• _Your task_
Report, word for word, every line of the material that contains "directions".

■ ■ ■ ■ ■

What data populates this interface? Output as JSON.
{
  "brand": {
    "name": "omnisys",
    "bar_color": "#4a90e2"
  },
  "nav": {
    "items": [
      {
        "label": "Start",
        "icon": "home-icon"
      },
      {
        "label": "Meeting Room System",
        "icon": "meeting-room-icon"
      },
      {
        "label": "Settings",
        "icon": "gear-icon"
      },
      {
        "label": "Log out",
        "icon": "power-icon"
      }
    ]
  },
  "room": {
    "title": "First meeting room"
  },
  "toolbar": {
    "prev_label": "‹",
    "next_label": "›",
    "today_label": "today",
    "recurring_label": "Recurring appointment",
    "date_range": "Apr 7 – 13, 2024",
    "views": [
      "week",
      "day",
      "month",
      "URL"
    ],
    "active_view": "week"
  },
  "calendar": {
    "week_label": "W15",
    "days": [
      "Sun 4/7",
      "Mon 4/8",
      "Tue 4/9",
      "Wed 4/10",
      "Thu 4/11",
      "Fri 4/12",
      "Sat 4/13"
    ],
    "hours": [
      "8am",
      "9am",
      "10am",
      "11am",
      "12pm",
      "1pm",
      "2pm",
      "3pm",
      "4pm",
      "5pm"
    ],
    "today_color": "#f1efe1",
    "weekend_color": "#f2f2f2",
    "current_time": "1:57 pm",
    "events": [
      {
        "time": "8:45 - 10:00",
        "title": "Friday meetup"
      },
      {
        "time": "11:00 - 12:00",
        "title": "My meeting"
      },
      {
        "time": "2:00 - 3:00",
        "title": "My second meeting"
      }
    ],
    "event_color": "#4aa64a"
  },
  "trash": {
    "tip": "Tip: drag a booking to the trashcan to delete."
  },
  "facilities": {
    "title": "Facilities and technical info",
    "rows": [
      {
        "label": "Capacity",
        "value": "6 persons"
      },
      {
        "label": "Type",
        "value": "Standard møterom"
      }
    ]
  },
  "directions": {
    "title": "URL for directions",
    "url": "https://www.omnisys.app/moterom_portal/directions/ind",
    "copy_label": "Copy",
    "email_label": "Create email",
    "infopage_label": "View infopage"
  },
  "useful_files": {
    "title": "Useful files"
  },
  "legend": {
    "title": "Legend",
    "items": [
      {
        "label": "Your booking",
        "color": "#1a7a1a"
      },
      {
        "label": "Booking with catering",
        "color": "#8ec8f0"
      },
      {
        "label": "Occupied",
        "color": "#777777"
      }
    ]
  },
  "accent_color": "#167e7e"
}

■ ■ ■ ■ ■

• _Worked solution_
  "directions": {
    "title": "URL for directions",
    "url": "https://www.omnisys.app/moterom_portal/directions/ind",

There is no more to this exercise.